_Exercise objective_
Your task is to reproduce the material exactly.

>> start Data entries

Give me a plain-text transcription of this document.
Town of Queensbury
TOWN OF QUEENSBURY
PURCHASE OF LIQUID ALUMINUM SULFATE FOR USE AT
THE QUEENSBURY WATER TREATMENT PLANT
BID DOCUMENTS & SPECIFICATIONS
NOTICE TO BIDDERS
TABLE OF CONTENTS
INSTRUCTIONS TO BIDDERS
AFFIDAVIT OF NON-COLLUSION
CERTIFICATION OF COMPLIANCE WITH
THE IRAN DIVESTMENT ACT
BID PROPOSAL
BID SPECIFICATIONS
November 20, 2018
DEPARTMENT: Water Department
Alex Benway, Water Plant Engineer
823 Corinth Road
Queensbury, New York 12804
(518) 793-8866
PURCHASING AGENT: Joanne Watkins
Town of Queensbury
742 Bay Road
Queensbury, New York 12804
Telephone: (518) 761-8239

>> end Data entries

_Solution for this exercise_
Give me a plain-text transcription of this document.
Town of Queensbury
TOWN OF QUEENSBURY
PURCHASE OF LIQUID ALUMINUM SULFATE FOR USE AT
THE QUEENSBURY WATER TREATMENT PLANT
BID DOCUMENTS & SPECIFICATIONS
NOTICE TO BIDDERS
TABLE OF CONTENTS
INSTRUCTIONS TO BIDDERS
AFFIDAVIT OF NON-COLLUSION
CERTIFICATION OF COMPLIANCE WITH
THE IRAN DIVESTMENT ACT
BID PROPOSAL
BID SPECIFICATIONS
November 20, 2018
DEPARTMENT: Water Department
Alex Benway, Water Plant Engineer
823 Corinth Road
Queensbury, New York 12804
(518) 793-8866
PURCHASING AGENT: Joanne Watkins
Town of Queensbury
742 Bay Road
Queensbury, New York 12804
Telephone: (518) 761-8239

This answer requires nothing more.